• Problem details
Each entry below must be repeated word for word.

[Saved data entries]
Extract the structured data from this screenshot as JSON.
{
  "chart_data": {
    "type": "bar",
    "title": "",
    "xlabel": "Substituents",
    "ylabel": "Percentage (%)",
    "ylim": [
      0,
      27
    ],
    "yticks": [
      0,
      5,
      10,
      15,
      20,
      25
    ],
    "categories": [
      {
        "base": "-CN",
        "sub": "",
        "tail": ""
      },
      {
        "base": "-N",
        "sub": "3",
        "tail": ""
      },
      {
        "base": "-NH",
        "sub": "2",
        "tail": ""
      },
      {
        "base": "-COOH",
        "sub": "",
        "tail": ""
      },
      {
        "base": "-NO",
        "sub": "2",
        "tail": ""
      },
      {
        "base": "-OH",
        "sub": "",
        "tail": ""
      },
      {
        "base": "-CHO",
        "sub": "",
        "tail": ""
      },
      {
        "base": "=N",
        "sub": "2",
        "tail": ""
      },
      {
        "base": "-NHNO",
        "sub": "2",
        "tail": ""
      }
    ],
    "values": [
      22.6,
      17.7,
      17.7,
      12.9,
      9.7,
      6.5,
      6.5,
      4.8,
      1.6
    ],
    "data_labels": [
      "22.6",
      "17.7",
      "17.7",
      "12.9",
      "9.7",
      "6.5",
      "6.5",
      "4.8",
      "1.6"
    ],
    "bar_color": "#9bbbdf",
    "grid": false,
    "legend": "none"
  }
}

• Exercise solution
Extract the structured data from this screenshot as JSON.
{
  "chart_data": {
    "type": "bar",
    "title": "",
    "xlabel": "Substituents",
    "ylabel": "Percentage (%)",
    "ylim": [
      0,
      27
    ],
    "yticks": [
      0,
      5,
      10,
      15,
      20,
      25
    ],
    "categories": [
      {
        "base": "-CN",
        "sub": "",
        "tail": ""
      },
      {
        "base": "-N",
        "sub": "3",
        "tail": ""
      },
      {
        "base": "-NH",
        "sub": "2",
        "tail": ""
      },
      {
        "base": "-COOH",
        "sub": "",
        "tail": ""
      },
      {
        "base": "-NO",
        "sub": "2",
        "tail": ""
      },
      {
        "base": "-OH",
        "sub": "",
        "tail": ""
      },
      {
        "base": "-CHO",
        "sub": "",
        "tail": ""
      },
      {
        "base": "=N",
        "sub": "2",
        "tail": ""
      },
      {
        "base": "-NHNO",
        "sub": "2",
        "tail": ""
      }
    ],
    "values": [
      22.6,
      17.7,
      17.7,
      12.9,
      9.7,
      6.5,
      6.5,
      4.8,
      1.6
    ],
    "data_labels": [
      "22.6",
      "17.7",
      "17.7",
      "12.9",
      "9.7",
      "6.5",
      "6.5",
      "4.8",
      "1.6"
    ],
    "bar_color": "#9bbbdf",
    "grid": false,
    "legend": "none"
  }
}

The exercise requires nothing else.